→ **Work required**: Each line of the data that includes the string "badiiy" is to be copied out.

[Start of Task input]

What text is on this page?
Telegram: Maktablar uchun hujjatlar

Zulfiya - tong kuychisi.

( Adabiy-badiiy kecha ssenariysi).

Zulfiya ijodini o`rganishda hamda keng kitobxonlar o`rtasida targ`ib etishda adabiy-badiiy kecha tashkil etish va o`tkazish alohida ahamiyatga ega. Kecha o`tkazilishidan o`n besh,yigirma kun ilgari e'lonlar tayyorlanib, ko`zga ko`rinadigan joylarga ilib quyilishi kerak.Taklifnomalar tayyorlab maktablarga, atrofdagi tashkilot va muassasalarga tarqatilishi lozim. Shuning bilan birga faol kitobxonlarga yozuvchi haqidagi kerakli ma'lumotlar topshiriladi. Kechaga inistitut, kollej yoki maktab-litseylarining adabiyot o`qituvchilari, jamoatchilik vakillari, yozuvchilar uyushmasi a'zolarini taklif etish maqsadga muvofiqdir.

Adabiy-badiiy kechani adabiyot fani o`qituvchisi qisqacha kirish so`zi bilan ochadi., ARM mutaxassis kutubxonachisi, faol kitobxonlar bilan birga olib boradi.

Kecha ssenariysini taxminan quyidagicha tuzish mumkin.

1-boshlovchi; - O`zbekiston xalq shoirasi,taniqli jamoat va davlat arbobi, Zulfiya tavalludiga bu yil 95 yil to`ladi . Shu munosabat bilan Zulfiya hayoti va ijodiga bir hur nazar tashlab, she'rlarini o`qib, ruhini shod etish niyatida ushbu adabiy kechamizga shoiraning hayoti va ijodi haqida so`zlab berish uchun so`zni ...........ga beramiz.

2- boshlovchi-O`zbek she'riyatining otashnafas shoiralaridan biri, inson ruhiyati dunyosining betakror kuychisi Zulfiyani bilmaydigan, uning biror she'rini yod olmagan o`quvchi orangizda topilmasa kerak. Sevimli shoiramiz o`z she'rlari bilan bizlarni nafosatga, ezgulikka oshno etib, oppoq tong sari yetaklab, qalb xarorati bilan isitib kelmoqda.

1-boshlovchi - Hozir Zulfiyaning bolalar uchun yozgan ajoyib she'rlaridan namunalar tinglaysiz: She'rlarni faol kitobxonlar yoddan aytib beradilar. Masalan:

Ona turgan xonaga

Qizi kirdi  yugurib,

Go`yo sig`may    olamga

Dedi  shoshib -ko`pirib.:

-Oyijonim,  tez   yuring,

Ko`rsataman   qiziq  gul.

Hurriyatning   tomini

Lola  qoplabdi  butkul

[End of Task input]

→ **The result**:
( Adabiy-badiiy kecha ssenariysi).
Zulfiya ijodini o`rganishda hamda keng kitobxonlar o`rtasida targ`ib etishda adabiy-badiiy kecha tashkil etish va o`tkazish alohida ahamiyatga ega. Kecha o`tkazilishidan o`n besh,yigirma kun ilgari e'lonlar tayyorlanib, ko`zga ko`rinadigan joylarga ilib quyilishi kerak.Taklifnomalar tayyorlab maktablarga, atrofdagi tashkilot va muassasalarga tarqatilishi lozim. Shuning bilan birga faol kitobxonlarga yozuvchi haqidagi kerakli ma'lumotlar topshiriladi. Kechaga inistitut, kollej yoki maktab-litseylarining adabiyot o`qituvchilari, jamoatchilik vakillari, yozuvchilar uyushmasi a'zolarini taklif etish maqsadga muvofiqdir.
Adabiy-badiiy kechani adabiyot fani o`qituvchisi qisqacha kirish so`zi bilan ochadi., ARM mutaxassis kutubxonachisi, faol kitobxonlar bilan birga olib boradi.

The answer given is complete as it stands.